§ **GIVEN TASK**
Copy the stretch of the material from the line containing "233, 758, 234]" through the line containing "1139, 757, 1260]", word for word.

(Excerpts from a layout annotation set)
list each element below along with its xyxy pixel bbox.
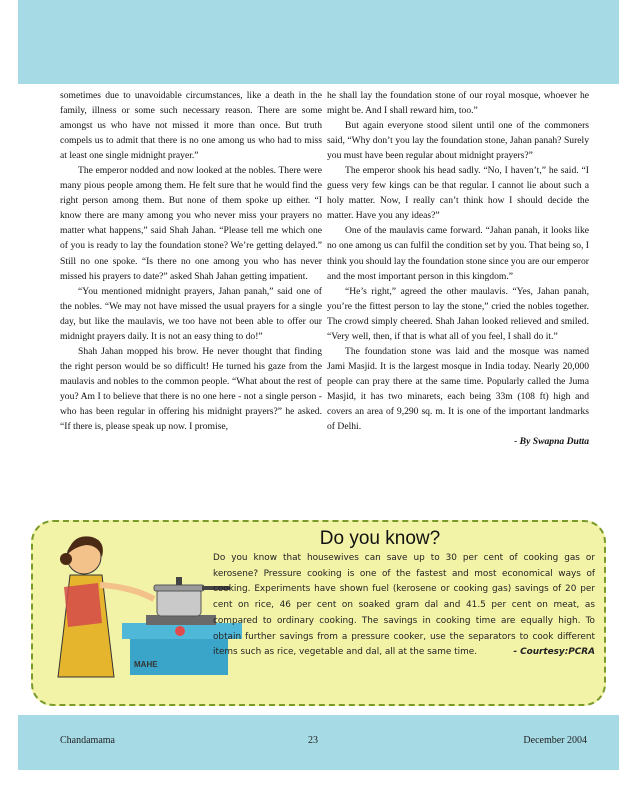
article-paragraph: But again everyone stood silent until one of the commoners said, “Why don’t you lay the foundation stone, Jahan panah? Surely you must have been regular about midnight prayers?” xyxy=(327,120,589,162)
header-band xyxy=(18,0,619,84)
footer-publication: Chandamama xyxy=(60,735,115,746)
article-right-column xyxy=(327,88,589,449)
do-you-know-text xyxy=(213,551,595,661)
do-you-know-body: Do you know that housewives can save up to 30 per cent of cooking gas or kerosene? Pressure cooking is one of the fastest and most economical ways of cooking. Experiments have shown fuel (kerosene or cooking gas) savings of 20 per cent on rice, 46 per cent on soaked gram dal and 41.5 per cent on meat, as compared to ordinary cooking. The savings in cooking time are equally high. To obtain further savings from a pressure cooker, use the separators to cook different items such as rice, vegetable and dal, all at the same time. xyxy=(213,553,595,658)
article-paragraph: The emperor nodded and now looked at the nobles. There were many pious people among them. He felt sure that he would find the right person among them. But none of them spoke up either. “I know there are many among you who never miss your prayers no matter what happens,” said Shah Jahan. “Please tell me which one of you is ready to lay the foundation stone? We’re getting delayed.” Still no one spoke. “Is there no one among you who has never missed his prayers to date?” asked Shah Jahan getting impatient. xyxy=(60,165,322,282)
pressure-cooker-icon xyxy=(157,589,201,616)
article-paragraph: One of the maulavis came forward. “Jahan panah, it looks like no one among us can fulfil the condition set by you. That being so, I think you should lay the foundation stone since you are our emperor and the most important person in this kingdom.” xyxy=(327,225,590,282)
cooker-whistle xyxy=(176,577,182,585)
girl-cooking-illustration xyxy=(42,527,242,692)
footer-page-number: 23 xyxy=(308,735,318,746)
girl-hair-bun xyxy=(60,553,72,565)
girl-arm xyxy=(100,585,154,599)
article-paragraph: “You mentioned midnight prayers, Jahan panah,” said one of the nobles. “We may not have missed the usual prayers for a single day, but like the maulavis, we too have not been able to offer our midnight prayers daily. It is not an easy thing to do!” xyxy=(60,285,322,342)
footer-issue-date: December 2004 xyxy=(523,735,587,746)
do-you-know-credit: - Courtesy:PCRA xyxy=(513,647,595,658)
article-paragraph: The emperor shook his head sadly. “No, I haven’t,” he said. “I guess very few kings can be that regular. I cannot lie about such a holy matter. Now, I really can’t think how I should decide the matter. Have you any ideas?” xyxy=(327,165,589,222)
cooker-lid xyxy=(154,585,204,591)
stove-knob xyxy=(175,626,185,636)
article-paragraph: sometimes due to unavoidable circumstances, like a death in the family, illness or some such necessary reason. There are some amongst us who have not missed it more than once. But truth compels us to admit that there is no one among us who had to miss at least one single midnight prayer.” xyxy=(60,90,322,162)
illustrator-signature: MAHE xyxy=(134,660,158,669)
article-paragraph: he shall lay the foundation stone of our royal mosque, whoever he might be. And I shall reward him, too.” xyxy=(327,90,589,117)
do-you-know-title: Do you know? xyxy=(319,528,441,549)
article-byline: - By Swapna Dutta xyxy=(514,436,589,448)
article-paragraph: The foundation stone was laid and the mosque was named Jami Masjid. It is the largest mosque in India today. Nearly 20,000 people can pray there at the same time. Popularly called the Juma Masjid, it has two minarets, each being 33m (108 ft) high and covers an area of 9,290 sq. m. It is one of the important landmarks of Delhi. xyxy=(327,345,589,433)
article-paragraph: Shah Jahan mopped his brow. He never thought that finding the right person would be so difficult! He turned his gaze from the maulavis and nobles to the common people. “What about the rest of you? Am I to believe that there is no one here - not a single person - who has been regular in offering his midnight prayers?” he asked. “If there is, please speak up now. I promise, xyxy=(60,345,322,433)
article-left-column xyxy=(60,88,322,434)
girl-apron xyxy=(64,583,102,627)
article-paragraph: “He’s right,” agreed the other maulavis. “Yes, Jahan panah, you’re the fittest person to lay the stone,” cried the nobles together. The crowd simply cheered. Shah Jahan looked relieved and smiled. “Very well, then, if that is what all of you feel, I shall do it.” xyxy=(327,285,589,342)
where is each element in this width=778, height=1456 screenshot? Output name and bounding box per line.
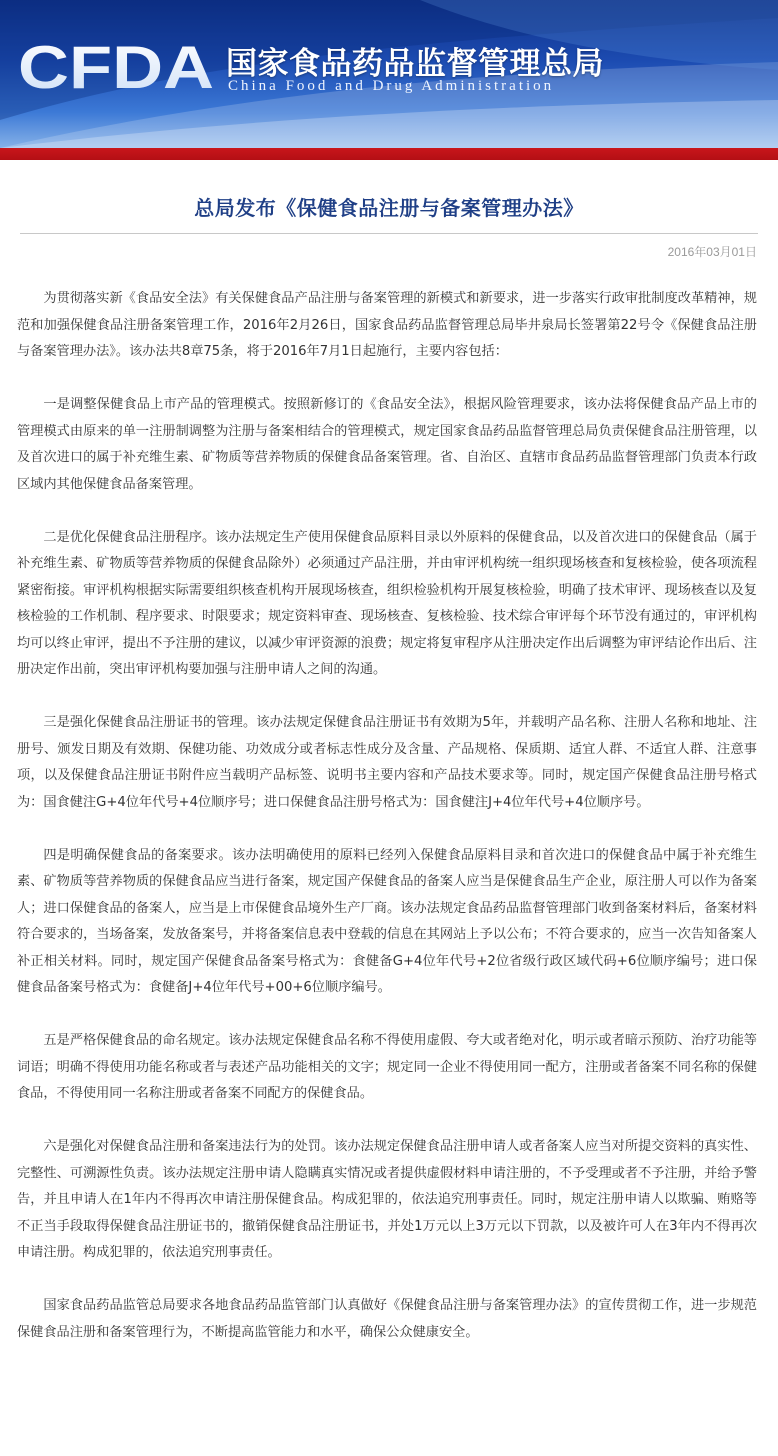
title-divider	[20, 233, 758, 234]
cfda-logo[interactable]	[18, 36, 218, 96]
article-paragraph: 六是强化对保健食品注册和备案违法行为的处罚。该办法规定保健食品注册申请人或者备案人应当对所提交资料的真实性、完整性、可溯源性负责。该办法规定注册申请人隐瞒真实情况或者提供虚假材料申请注册的，不予受理或者不予注册，并给予警告，并且申请人在1年内不得再次申请注册保健食品。构成犯罪的，依法追究刑事责任。同时，规定注册申请人以欺骗、贿赂等不正当手段取得保健食品注册证书的，撤销保健食品注册证书，并处1万元以上3万元以下罚款，以及被许可人在3年内不得再次申请注册。构成犯罪的，依法追究刑事责任。	[17, 1139, 757, 1260]
article-paragraph: 四是明确保健食品的备案要求。该办法明确使用的原料已经列入保健食品原料目录和首次进口的保健食品中属于补充维生素、矿物质等营养物质的保健食品应当进行备案，规定国产保健食品的备案人应当是保健食品生产企业，原注册人可以作为备案人；进口保健食品的备案人，应当是上市保健食品境外生产厂商。该办法规定食品药品监督管理部门收到备案材料后，备案材料符合要求的，当场备案，发放备案号，并将备案信息表中登载的信息在其网站上予以公布；不符合要求的，应当一次告知备案人补正相关材料。同时，规定国产保健食品备案号格式为：食健备G+4位年代号+2位省级行政区域代码+6位顺序编号；进口保健食品备案号格式为：食健备J+4位年代号+00+6位顺序编号。	[17, 847, 757, 995]
header-red-bar	[0, 148, 778, 160]
article-body	[17, 286, 757, 1373]
cfda-logo-text: CFDA	[18, 36, 214, 96]
agency-name-english: China Food and Drug Administration	[228, 78, 555, 94]
article-paragraph: 三是强化保健食品注册证书的管理。该办法规定保健食品注册证书有效期为5年，并载明产品名称、注册人名称和地址、注册号、颁发日期及有效期、保健功能、功效成分或者标志性成分及含量、产品规格、保质期、适宜人群、不适宜人群、注意事项，以及保健食品注册证书附件应当载明产品标签、说明书主要内容和产品技术要求等。同时，规定国产保健食品注册号格式为：国食健注G+4位年代号+4位顺序号；进口保健食品注册号格式为：国食健注J+4位年代号+4位顺序号。	[17, 715, 757, 810]
article-paragraph: 五是严格保健食品的命名规定。该办法规定保健食品名称不得使用虚假、夸大或者绝对化，明示或者暗示预防、治疗功能等词语；明确不得使用功能名称或者与表述产品功能相关的文字；规定同一企业不得使用同一配方，注册或者备案不同名称的保健食品，不得使用同一名称注册或者备案不同配方的保健食品。	[17, 1033, 757, 1101]
agency-name-chinese: 国家食品药品监督管理总局	[226, 46, 604, 82]
article-paragraph: 为贯彻落实新《食品安全法》有关保健食品产品注册与备案管理的新模式和新要求，进一步落实行政审批制度改革精神，规范和加强保健食品注册备案管理工作，2016年2月26日，国家食品药品监督管理总局毕井泉局长签署第22号令《保健食品注册与备案管理办法》。该办法共8章75条，将于2016年7月1日起施行，主要内容包括：	[17, 291, 757, 359]
article-paragraph: 一是调整保健食品上市产品的管理模式。按照新修订的《食品安全法》，根据风险管理要求，该办法将保健食品产品上市的管理模式由原来的单一注册制调整为注册与备案相结合的管理模式，规定国家食品药品监督管理总局负责保健食品注册管理，以及首次进口的属于补充维生素、矿物质等营养物质的保健食品备案管理。省、自治区、直辖市食品药品监督管理部门负责本行政区域内其他保健食品备案管理。	[17, 397, 757, 492]
site-header-banner	[0, 0, 778, 160]
article-paragraph: 国家食品药品监管总局要求各地食品药品监管部门认真做好《保健食品注册与备案管理办法》的宣传贯彻工作，进一步规范保健食品注册和备案管理行为，不断提高监管能力和水平，确保公众健康安全。	[17, 1298, 757, 1340]
article-title: 总局发布《保健食品注册与备案管理办法》	[194, 196, 584, 220]
article-date: 2016年03月01日	[667, 245, 757, 259]
article-paragraph: 二是优化保健食品注册程序。该办法规定生产使用保健食品原料目录以外原料的保健食品，以及首次进口的保健食品（属于补充维生素、矿物质等营养物质的保健食品除外）必须通过产品注册，并由审评机构统一组织现场核查和复核检验，使各项流程紧密衔接。审评机构根据实际需要组织核查机构开展现场核查，组织检验机构开展复核检验，明确了技术审评、现场核查以及复核检验的工作机制、程序要求、时限要求；规定资料审查、现场核查、复核检验、技术综合审评每个环节没有通过的，审评机构均可以终止审评，提出不予注册的建议，以减少审评资源的浪费；规定将复审程序从注册决定作出后调整为审评结论作出后、注册决定作出前，突出审评机构要加强与注册申请人之间的沟通。	[17, 529, 757, 677]
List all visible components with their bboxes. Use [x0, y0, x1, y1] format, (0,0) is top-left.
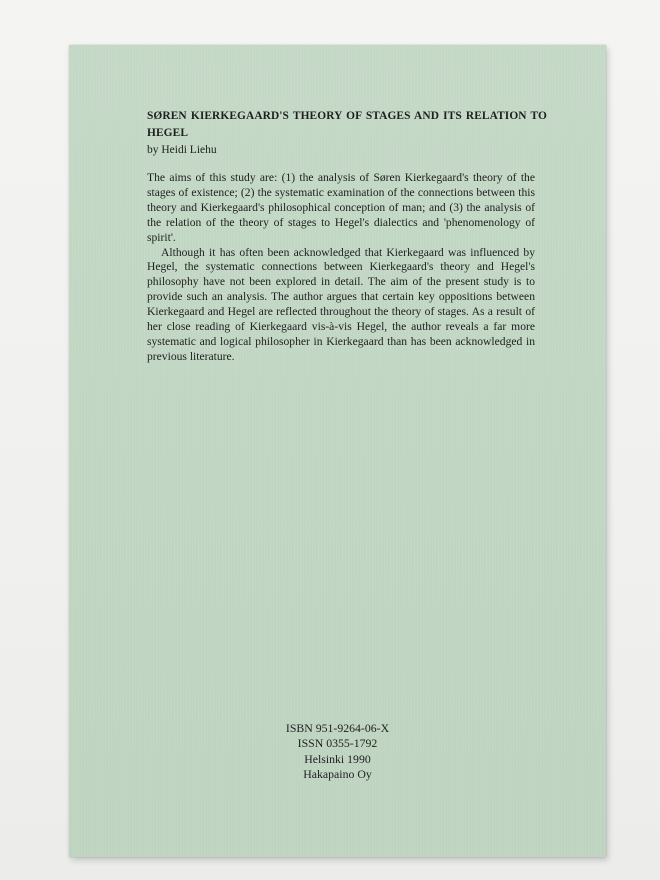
issn-line: ISSN 0355-1792 [297, 736, 378, 751]
printer-line: Hakapaino Oy [303, 767, 372, 782]
book-author: by Heidi Liehu [147, 144, 217, 156]
isbn-line: ISBN 951-9264-06-X [285, 721, 390, 735]
book-back-cover [69, 45, 606, 857]
place-year-line: Helsinki 1990 [304, 751, 371, 766]
abstract-paragraph-2: Although it has often been acknowledged that Kierkegaard was influenced by Hegel, the systematic connections between Kierkegaard's theory and Hegel's philosophy have not been explored in detail. The aim of the present study is to provide such an analysis. The author argues that certain key oppositions between Kierkegaard and Hegel are reflected throughout the theory of stages. As a result of her close reading of Kierkegaard vis-à-vis Hegel, the author reveals a far more systematic and logical philosopher in Kierkegaard than has been acknowledged in previous literature. [147, 245, 535, 363]
imprint [69, 721, 606, 783]
abstract [147, 171, 535, 365]
book-title: SØREN KIERKEGAARD'S THEORY OF STAGES AND ITS RELATION TO HEGEL [147, 110, 547, 139]
abstract-paragraph-1: The aims of this study are: (1) the analysis of Søren Kierkegaard's theory of the stages of existence; (2) the systematic examination of the connections between this theory and Kierkegaard's philosophical conception of man; and (3) the analysis of the relation of the theory of stages to Hegel's dialectics and 'phenomenology of spirit'. [147, 171, 535, 244]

§ **SOLUTION TO THE EXERCISE**
title-divider	[20, 233, 758, 234]
cfda-logo[interactable]	[18, 36, 218, 96]
article-paragraph: 六是强化对保健食品注册和备案违法行为的处罚。该办法规定保健食品注册申请人或者备案人应当对所提交资料的真实性、完整性、可溯源性负责。该办法规定注册申请人隐瞒真实情况或者提供虚假材料申请注册的，不予受理或者不予注册，并给予警告，并且申请人在1年内不得再次申请注册保健食品。构成犯罪的，依法追究刑事责任。同时，规定注册申请人以欺骗、贿赂等不正当手段取得保健食品注册证书的，撤销保健食品注册证书，并处1万元以上3万元以下罚款，以及被许可人在3年内不得再次申请注册。构成犯罪的，依法追究刑事责任。	[17, 1139, 757, 1260]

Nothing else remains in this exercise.